_SHORT EXERCISE_
Copy each line that contains the string "name".
---*---
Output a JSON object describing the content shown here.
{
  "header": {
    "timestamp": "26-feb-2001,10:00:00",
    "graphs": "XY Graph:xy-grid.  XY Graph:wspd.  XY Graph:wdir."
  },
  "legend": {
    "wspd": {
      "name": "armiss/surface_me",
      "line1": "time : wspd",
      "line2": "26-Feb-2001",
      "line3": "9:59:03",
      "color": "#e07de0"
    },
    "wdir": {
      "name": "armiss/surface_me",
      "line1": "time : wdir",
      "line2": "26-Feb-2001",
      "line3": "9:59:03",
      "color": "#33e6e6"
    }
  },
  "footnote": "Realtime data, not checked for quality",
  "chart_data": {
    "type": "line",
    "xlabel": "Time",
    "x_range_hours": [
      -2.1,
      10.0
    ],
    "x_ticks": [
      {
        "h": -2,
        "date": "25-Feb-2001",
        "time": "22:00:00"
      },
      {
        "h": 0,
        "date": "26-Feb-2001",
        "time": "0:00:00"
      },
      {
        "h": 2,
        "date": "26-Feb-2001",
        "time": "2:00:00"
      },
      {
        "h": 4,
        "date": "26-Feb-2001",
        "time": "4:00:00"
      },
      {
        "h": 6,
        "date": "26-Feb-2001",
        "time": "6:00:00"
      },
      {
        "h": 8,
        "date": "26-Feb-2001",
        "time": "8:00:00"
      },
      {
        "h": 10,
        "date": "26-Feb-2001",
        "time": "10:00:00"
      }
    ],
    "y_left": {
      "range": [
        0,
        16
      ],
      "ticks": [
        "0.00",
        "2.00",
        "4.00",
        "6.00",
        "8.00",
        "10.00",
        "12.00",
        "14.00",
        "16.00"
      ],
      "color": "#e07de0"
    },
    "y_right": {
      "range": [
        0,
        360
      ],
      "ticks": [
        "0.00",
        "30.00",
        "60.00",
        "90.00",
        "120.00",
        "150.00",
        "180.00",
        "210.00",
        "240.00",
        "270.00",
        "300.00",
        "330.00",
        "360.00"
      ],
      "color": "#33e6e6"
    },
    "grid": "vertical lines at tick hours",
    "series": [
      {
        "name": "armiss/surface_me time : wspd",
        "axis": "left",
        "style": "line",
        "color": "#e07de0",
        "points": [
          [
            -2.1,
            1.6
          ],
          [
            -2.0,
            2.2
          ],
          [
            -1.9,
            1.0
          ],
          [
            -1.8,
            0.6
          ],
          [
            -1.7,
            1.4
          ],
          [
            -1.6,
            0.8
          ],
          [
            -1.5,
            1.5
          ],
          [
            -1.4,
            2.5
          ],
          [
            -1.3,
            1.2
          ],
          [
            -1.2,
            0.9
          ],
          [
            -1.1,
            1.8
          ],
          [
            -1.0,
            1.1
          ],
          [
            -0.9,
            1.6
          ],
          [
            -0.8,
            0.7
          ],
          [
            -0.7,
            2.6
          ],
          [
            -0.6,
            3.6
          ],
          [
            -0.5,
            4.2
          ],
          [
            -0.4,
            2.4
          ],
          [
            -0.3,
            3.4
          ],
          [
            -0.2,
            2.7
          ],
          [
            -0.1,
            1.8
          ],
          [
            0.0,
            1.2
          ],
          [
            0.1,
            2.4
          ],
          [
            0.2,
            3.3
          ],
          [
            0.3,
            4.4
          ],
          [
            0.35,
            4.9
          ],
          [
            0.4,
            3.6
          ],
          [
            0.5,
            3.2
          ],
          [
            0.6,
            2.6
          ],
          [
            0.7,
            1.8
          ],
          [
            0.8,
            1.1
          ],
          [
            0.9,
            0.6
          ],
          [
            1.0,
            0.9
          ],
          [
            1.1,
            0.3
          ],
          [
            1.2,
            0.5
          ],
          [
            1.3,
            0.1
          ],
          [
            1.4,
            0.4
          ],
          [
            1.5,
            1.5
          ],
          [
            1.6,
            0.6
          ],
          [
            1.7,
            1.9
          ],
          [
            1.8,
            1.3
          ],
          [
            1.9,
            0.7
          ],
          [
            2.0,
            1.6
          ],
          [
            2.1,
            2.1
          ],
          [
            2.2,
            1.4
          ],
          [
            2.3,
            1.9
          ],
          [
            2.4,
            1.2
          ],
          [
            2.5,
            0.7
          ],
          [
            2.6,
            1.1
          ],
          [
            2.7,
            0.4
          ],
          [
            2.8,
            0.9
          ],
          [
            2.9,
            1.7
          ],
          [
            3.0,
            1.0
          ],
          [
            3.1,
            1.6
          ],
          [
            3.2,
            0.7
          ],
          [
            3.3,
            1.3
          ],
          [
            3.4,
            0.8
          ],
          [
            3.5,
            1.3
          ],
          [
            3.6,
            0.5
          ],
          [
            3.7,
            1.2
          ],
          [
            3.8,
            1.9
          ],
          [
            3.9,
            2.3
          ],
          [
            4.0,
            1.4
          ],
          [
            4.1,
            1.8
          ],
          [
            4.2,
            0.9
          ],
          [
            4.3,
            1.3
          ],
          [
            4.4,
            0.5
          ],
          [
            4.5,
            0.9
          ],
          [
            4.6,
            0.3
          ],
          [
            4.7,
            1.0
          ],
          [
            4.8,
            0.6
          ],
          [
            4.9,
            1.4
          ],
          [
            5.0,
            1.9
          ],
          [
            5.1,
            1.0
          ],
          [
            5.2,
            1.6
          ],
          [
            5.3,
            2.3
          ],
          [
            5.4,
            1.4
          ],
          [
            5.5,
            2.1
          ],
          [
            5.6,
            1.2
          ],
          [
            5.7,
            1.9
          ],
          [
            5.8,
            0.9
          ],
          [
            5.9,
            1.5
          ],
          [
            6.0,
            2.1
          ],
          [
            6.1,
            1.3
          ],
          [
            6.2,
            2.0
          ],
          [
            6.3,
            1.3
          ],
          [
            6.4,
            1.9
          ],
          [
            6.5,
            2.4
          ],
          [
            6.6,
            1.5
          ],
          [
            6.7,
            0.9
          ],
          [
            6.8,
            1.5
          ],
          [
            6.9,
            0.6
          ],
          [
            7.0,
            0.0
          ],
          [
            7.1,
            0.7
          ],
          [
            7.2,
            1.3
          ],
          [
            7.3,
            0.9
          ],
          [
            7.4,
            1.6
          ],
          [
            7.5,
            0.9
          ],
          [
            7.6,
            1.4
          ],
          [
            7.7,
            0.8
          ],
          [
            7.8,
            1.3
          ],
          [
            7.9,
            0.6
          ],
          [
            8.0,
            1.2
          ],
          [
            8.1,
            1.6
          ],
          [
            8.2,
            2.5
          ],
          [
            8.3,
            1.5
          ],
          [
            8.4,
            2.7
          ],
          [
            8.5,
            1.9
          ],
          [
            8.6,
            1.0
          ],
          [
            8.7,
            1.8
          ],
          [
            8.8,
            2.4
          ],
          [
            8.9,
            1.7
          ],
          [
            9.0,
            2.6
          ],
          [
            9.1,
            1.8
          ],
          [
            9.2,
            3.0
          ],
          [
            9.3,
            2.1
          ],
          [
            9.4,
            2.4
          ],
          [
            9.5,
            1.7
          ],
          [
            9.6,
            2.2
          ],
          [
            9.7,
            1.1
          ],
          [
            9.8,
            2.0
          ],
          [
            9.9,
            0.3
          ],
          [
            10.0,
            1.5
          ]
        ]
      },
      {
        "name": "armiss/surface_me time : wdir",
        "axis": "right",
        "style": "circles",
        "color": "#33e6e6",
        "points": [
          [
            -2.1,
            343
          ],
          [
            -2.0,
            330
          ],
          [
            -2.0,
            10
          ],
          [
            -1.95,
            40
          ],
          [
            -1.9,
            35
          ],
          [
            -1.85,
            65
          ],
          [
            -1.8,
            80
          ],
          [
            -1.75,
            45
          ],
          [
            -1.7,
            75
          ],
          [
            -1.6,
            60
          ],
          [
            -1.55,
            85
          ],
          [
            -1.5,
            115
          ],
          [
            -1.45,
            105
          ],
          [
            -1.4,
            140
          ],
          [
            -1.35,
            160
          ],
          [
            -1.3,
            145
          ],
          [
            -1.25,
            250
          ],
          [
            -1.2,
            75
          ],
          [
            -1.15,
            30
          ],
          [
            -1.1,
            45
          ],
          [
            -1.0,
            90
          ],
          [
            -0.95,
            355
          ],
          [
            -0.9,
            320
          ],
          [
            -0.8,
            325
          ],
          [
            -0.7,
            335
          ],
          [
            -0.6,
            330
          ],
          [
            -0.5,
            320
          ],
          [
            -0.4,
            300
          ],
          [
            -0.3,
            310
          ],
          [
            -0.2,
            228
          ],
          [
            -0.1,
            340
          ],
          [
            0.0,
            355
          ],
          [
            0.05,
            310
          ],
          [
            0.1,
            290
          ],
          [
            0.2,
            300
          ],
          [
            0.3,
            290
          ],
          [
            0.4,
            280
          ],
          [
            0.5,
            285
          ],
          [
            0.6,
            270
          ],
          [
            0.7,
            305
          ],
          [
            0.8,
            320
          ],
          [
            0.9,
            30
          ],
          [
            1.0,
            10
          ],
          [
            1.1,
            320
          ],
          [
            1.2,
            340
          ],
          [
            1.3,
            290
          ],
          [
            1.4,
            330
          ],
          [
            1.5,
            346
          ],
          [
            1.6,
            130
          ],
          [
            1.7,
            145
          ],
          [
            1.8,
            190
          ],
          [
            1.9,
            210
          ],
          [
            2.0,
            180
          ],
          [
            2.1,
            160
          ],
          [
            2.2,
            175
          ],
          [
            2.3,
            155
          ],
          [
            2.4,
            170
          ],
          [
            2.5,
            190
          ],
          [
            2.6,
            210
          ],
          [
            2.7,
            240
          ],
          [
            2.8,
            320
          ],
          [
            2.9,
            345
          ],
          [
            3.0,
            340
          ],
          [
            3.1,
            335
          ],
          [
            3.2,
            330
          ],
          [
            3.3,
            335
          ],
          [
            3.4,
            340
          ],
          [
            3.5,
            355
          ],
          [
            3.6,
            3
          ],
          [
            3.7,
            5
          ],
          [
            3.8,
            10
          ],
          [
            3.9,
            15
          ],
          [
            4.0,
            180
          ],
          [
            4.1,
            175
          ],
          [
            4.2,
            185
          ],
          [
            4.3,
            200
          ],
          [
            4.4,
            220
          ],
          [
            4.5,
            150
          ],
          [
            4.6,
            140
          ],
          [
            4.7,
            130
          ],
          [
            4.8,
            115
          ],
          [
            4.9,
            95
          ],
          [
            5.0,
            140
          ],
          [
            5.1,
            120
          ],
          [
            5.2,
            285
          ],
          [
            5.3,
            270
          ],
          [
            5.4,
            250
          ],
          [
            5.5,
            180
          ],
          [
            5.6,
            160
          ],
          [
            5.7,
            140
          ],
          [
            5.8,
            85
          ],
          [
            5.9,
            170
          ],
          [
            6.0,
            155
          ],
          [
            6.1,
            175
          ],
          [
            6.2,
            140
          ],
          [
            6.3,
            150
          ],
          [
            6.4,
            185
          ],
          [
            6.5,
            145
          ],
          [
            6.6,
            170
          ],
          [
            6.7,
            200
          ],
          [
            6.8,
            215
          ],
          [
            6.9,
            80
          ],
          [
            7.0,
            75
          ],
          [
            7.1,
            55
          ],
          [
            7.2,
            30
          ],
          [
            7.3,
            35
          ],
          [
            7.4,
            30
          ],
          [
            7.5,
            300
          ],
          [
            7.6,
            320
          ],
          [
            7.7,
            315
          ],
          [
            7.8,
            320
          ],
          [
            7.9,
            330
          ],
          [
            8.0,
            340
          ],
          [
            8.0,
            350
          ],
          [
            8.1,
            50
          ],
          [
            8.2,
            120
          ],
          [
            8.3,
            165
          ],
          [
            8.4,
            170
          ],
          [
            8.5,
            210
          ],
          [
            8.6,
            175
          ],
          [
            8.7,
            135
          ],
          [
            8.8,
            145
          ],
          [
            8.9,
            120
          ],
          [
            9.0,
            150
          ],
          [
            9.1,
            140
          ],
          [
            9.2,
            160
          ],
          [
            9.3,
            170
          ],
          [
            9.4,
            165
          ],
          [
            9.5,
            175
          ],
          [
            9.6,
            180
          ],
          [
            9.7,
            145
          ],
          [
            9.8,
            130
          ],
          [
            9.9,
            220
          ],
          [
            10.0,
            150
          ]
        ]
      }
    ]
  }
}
---*---
_ANSWER TO THE PROBLEM_
      "name": "armiss/surface_me",
      "name": "armiss/surface_me",
        "name": "armiss/surface_me time : wspd",
        "name": "armiss/surface_me time : wdir",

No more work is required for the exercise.